*RAW DATA*.

·····

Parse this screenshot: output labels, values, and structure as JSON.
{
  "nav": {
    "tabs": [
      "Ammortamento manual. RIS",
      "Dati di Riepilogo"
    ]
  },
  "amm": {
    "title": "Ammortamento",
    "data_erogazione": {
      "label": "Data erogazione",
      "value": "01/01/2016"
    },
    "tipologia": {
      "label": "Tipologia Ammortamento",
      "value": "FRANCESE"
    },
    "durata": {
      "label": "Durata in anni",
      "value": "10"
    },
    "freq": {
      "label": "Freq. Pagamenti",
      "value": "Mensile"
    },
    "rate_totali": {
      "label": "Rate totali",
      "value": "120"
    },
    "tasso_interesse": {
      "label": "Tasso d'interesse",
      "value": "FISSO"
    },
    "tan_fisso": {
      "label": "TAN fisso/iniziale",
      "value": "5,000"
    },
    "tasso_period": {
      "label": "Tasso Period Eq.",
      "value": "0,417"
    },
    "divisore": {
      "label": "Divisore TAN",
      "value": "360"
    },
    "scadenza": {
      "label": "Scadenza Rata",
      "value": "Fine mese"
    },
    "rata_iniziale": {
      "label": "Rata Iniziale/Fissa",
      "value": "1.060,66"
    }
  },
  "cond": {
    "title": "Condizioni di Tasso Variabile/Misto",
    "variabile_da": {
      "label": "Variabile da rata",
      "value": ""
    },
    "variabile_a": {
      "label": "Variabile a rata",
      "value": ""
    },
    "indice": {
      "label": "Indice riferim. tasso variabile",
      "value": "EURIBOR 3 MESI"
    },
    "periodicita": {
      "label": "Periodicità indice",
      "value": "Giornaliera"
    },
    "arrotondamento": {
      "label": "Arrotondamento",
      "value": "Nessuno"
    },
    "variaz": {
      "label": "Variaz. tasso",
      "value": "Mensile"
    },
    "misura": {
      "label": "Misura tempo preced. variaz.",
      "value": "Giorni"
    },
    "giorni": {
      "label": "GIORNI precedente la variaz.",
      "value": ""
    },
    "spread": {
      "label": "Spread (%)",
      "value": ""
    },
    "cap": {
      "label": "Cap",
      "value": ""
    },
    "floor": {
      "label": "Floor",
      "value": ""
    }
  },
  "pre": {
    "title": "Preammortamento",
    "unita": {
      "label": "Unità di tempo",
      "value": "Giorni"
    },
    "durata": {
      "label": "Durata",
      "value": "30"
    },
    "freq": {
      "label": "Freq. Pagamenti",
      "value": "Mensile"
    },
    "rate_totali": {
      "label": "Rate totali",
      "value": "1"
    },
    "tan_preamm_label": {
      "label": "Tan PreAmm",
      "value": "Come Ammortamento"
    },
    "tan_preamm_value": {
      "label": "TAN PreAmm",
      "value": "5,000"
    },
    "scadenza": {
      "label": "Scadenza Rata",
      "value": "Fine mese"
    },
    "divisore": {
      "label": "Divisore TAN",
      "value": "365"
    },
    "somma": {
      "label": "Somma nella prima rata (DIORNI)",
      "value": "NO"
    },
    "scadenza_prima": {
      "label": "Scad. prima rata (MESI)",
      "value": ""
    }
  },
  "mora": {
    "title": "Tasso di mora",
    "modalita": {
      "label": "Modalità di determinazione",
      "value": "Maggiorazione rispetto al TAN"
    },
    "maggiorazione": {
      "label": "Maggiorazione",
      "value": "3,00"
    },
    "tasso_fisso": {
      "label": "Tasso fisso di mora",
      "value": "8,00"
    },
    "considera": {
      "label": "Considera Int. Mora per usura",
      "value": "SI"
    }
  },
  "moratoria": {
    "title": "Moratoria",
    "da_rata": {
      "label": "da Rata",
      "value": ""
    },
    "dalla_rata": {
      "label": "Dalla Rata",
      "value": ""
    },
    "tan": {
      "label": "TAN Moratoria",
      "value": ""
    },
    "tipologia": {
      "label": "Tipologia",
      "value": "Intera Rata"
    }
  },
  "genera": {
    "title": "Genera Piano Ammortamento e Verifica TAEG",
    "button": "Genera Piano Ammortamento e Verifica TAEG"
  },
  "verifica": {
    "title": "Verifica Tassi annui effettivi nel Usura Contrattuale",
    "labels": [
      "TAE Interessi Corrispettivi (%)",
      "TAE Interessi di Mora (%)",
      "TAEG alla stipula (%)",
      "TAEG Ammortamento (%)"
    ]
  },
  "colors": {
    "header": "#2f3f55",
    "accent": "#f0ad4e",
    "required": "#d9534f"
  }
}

·····

*JOB*.
Set all of the entries down again, exactly as they were given.

*REPLY TO THE EXERCISE*.
Parse this screenshot: output labels, values, and structure as JSON.
{
  "nav": {
    "tabs": [
      "Ammortamento manual. RIS",
      "Dati di Riepilogo"
    ]
  },
  "amm": {
    "title": "Ammortamento",
    "data_erogazione": {
      "label": "Data erogazione",
      "value": "01/01/2016"
    },
    "tipologia": {
      "label": "Tipologia Ammortamento",
      "value": "FRANCESE"
    },
    "durata": {
      "label": "Durata in anni",
      "value": "10"
    },
    "freq": {
      "label": "Freq. Pagamenti",
      "value": "Mensile"
    },
    "rate_totali": {
      "label": "Rate totali",
      "value": "120"
    },
    "tasso_interesse": {
      "label": "Tasso d'interesse",
      "value": "FISSO"
    },
    "tan_fisso": {
      "label": "TAN fisso/iniziale",
      "value": "5,000"
    },
    "tasso_period": {
      "label": "Tasso Period Eq.",
      "value": "0,417"
    },
    "divisore": {
      "label": "Divisore TAN",
      "value": "360"
    },
    "scadenza": {
      "label": "Scadenza Rata",
      "value": "Fine mese"
    },
    "rata_iniziale": {
      "label": "Rata Iniziale/Fissa",
      "value": "1.060,66"
    }
  },
  "cond": {
    "title": "Condizioni di Tasso Variabile/Misto",
    "variabile_da": {
      "label": "Variabile da rata",
      "value": ""
    },
    "variabile_a": {
      "label": "Variabile a rata",
      "value": ""
    },
    "indice": {
      "label": "Indice riferim. tasso variabile",
      "value": "EURIBOR 3 MESI"
    },
    "periodicita": {
      "label": "Periodicità indice",
      "value": "Giornaliera"
    },
    "arrotondamento": {
      "label": "Arrotondamento",
      "value": "Nessuno"
    },
    "variaz": {
      "label": "Variaz. tasso",
      "value": "Mensile"
    },
    "misura": {
      "label": "Misura tempo preced. variaz.",
      "value": "Giorni"
    },
    "giorni": {
      "label": "GIORNI precedente la variaz.",
      "value": ""
    },
    "spread": {
      "label": "Spread (%)",
      "value": ""
    },
    "cap": {
      "label": "Cap",
      "value": ""
    },
    "floor": {
      "label": "Floor",
      "value": ""
    }
  },
  "pre": {
    "title": "Preammortamento",
    "unita": {
      "label": "Unità di tempo",
      "value": "Giorni"
    },
    "durata": {
      "label": "Durata",
      "value": "30"
    },
    "freq": {
      "label": "Freq. Pagamenti",
      "value": "Mensile"
    },
    "rate_totali": {
      "label": "Rate totali",
      "value": "1"
    },
    "tan_preamm_label": {
      "label": "Tan PreAmm",
      "value": "Come Ammortamento"
    },
    "tan_preamm_value": {
      "label": "TAN PreAmm",
      "value": "5,000"
    },
    "scadenza": {
      "label": "Scadenza Rata",
      "value": "Fine mese"
    },
    "divisore": {
      "label": "Divisore TAN",
      "value": "365"
    },
    "somma": {
      "label": "Somma nella prima rata (DIORNI)",
      "value": "NO"
    },
    "scadenza_prima": {
      "label": "Scad. prima rata (MESI)",
      "value": ""
    }
  },
  "mora": {
    "title": "Tasso di mora",
    "modalita": {
      "label": "Modalità di determinazione",
      "value": "Maggiorazione rispetto al TAN"
    },
    "maggiorazione": {
      "label": "Maggiorazione",
      "value": "3,00"
    },
    "tasso_fisso": {
      "label": "Tasso fisso di mora",
      "value": "8,00"
    },
    "considera": {
      "label": "Considera Int. Mora per usura",
      "value": "SI"
    }
  },
  "moratoria": {
    "title": "Moratoria",
    "da_rata": {
      "label": "da Rata",
      "value": ""
    },
    "dalla_rata": {
      "label": "Dalla Rata",
      "value": ""
    },
    "tan": {
      "label": "TAN Moratoria",
      "value": ""
    },
    "tipologia": {
      "label": "Tipologia",
      "value": "Intera Rata"
    }
  },
  "genera": {
    "title": "Genera Piano Ammortamento e Verifica TAEG",
    "button": "Genera Piano Ammortamento e Verifica TAEG"
  },
  "verifica": {
    "title": "Verifica Tassi annui effettivi nel Usura Contrattuale",
    "labels": [
      "TAE Interessi Corrispettivi (%)",
      "TAE Interessi di Mora (%)",
      "TAEG alla stipula (%)",
      "TAEG Ammortamento (%)"
    ]
  },
  "colors": {
    "header": "#2f3f55",
    "accent": "#f0ad4e",
    "required": "#d9534f"
  }
}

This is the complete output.